(Dataset entries)
— START —
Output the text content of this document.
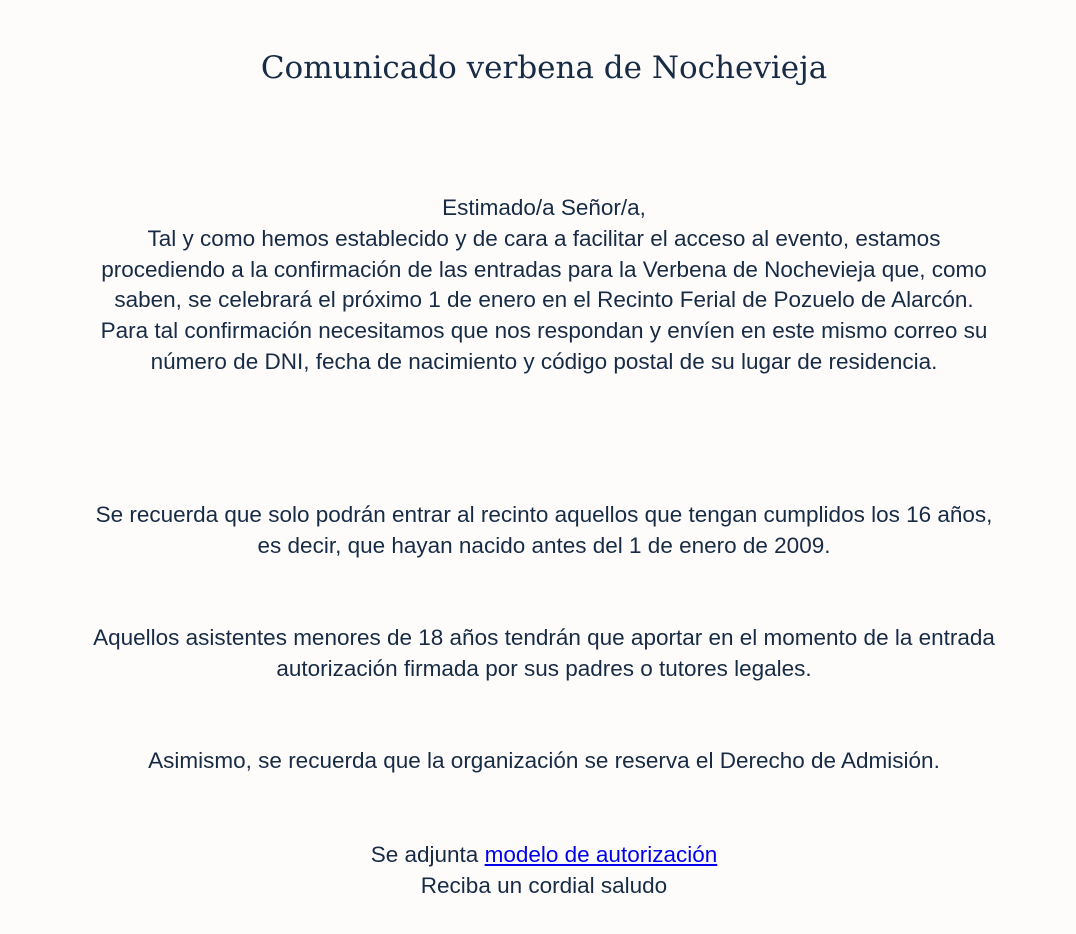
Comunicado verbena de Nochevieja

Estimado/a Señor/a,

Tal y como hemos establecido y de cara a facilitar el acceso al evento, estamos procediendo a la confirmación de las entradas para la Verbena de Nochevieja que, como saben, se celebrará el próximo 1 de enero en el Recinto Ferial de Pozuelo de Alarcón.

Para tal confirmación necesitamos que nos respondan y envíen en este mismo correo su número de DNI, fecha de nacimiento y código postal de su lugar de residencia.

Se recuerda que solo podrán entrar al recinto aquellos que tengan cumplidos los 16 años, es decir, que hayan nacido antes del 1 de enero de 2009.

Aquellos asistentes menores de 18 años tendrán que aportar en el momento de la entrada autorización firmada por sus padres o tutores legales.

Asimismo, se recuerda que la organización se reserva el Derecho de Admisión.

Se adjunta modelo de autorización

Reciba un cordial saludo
— END —
» Task: Work out how many lines of the listing above include the word "años". Report only the number.

» Answer below: 2